◆ **ACTIVITY**
Without altering a single word, repeat the records that follow.

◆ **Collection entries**
**********
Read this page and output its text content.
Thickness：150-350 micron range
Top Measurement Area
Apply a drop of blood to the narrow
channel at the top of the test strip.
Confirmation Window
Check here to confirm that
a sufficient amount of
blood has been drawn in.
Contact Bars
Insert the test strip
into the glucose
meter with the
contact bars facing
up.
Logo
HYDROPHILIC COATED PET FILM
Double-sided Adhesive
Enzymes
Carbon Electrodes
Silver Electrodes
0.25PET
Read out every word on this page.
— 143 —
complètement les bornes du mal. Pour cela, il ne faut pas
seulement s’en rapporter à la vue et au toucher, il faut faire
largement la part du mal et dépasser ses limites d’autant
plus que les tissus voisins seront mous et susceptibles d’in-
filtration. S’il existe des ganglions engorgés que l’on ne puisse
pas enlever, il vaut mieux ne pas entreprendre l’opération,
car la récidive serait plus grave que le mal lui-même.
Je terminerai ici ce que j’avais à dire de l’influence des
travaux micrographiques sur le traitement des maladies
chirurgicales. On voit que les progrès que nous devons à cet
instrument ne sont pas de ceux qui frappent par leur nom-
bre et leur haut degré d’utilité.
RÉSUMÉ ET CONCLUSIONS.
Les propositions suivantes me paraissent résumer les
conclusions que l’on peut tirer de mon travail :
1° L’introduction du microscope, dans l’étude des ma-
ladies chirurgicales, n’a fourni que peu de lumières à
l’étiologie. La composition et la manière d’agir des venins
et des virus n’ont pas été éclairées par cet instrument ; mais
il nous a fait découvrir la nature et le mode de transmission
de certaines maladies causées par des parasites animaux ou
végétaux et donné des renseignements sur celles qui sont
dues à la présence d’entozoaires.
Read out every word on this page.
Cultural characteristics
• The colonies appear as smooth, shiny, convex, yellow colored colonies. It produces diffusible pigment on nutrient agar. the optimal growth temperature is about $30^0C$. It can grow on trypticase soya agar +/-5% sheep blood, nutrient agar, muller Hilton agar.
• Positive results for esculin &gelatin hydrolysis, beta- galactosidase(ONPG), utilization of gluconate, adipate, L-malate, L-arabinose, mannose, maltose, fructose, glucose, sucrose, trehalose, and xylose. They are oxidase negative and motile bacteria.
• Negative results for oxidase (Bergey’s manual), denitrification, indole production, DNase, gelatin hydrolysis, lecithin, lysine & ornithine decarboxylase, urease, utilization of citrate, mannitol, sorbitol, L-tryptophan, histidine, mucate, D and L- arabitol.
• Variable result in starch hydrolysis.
**********
◆ **EXERCISE SOLUTION**
Read this page and output its text content.
Thickness：150-350 micron range
Top Measurement Area
Apply a drop of blood to the narrow
channel at the top of the test strip.
Confirmation Window
Check here to confirm that
a sufficient amount of
blood has been drawn in.
Contact Bars
Insert the test strip
into the glucose
meter with the
contact bars facing
up.
Logo
HYDROPHILIC COATED PET FILM
Double-sided Adhesive
Enzymes
Carbon Electrodes
Silver Electrodes
0.25PET
Read out every word on this page.
— 143 —
complètement les bornes du mal. Pour cela, il ne faut pas
seulement s’en rapporter à la vue et au toucher, il faut faire
largement la part du mal et dépasser ses limites d’autant
plus que les tissus voisins seront mous et susceptibles d’in-
filtration. S’il existe des ganglions engorgés que l’on ne puisse
pas enlever, il vaut mieux ne pas entreprendre l’opération,
car la récidive serait plus grave que le mal lui-même.
Je terminerai ici ce que j’avais à dire de l’influence des
travaux micrographiques sur le traitement des maladies
chirurgicales. On voit que les progrès que nous devons à cet
instrument ne sont pas de ceux qui frappent par leur nom-
bre et leur haut degré d’utilité.
RÉSUMÉ ET CONCLUSIONS.
Les propositions suivantes me paraissent résumer les
conclusions que l’on peut tirer de mon travail :
1° L’introduction du microscope, dans l’étude des ma-
ladies chirurgicales, n’a fourni que peu de lumières à
l’étiologie. La composition et la manière d’agir des venins
et des virus n’ont pas été éclairées par cet instrument ; mais
il nous a fait découvrir la nature et le mode de transmission
de certaines maladies causées par des parasites animaux ou
végétaux et donné des renseignements sur celles qui sont
dues à la présence d’entozoaires.
Read out every word on this page.
Cultural characteristics
• The colonies appear as smooth, shiny, convex, yellow colored colonies. It produces diffusible pigment on nutrient agar. the optimal growth temperature is about $30^0C$. It can grow on trypticase soya agar +/-5% sheep blood, nutrient agar, muller Hilton agar.
• Positive results for esculin &gelatin hydrolysis, beta- galactosidase(ONPG), utilization of gluconate, adipate, L-malate, L-arabinose, mannose, maltose, fructose, glucose, sucrose, trehalose, and xylose. They are oxidase negative and motile bacteria.
• Negative results for oxidase (Bergey’s manual), denitrification, indole production, DNase, gelatin hydrolysis, lecithin, lysine & ornithine decarboxylase, urease, utilization of citrate, mannitol, sorbitol, L-tryptophan, histidine, mucate, D and L- arabitol.
• Variable result in starch hydrolysis.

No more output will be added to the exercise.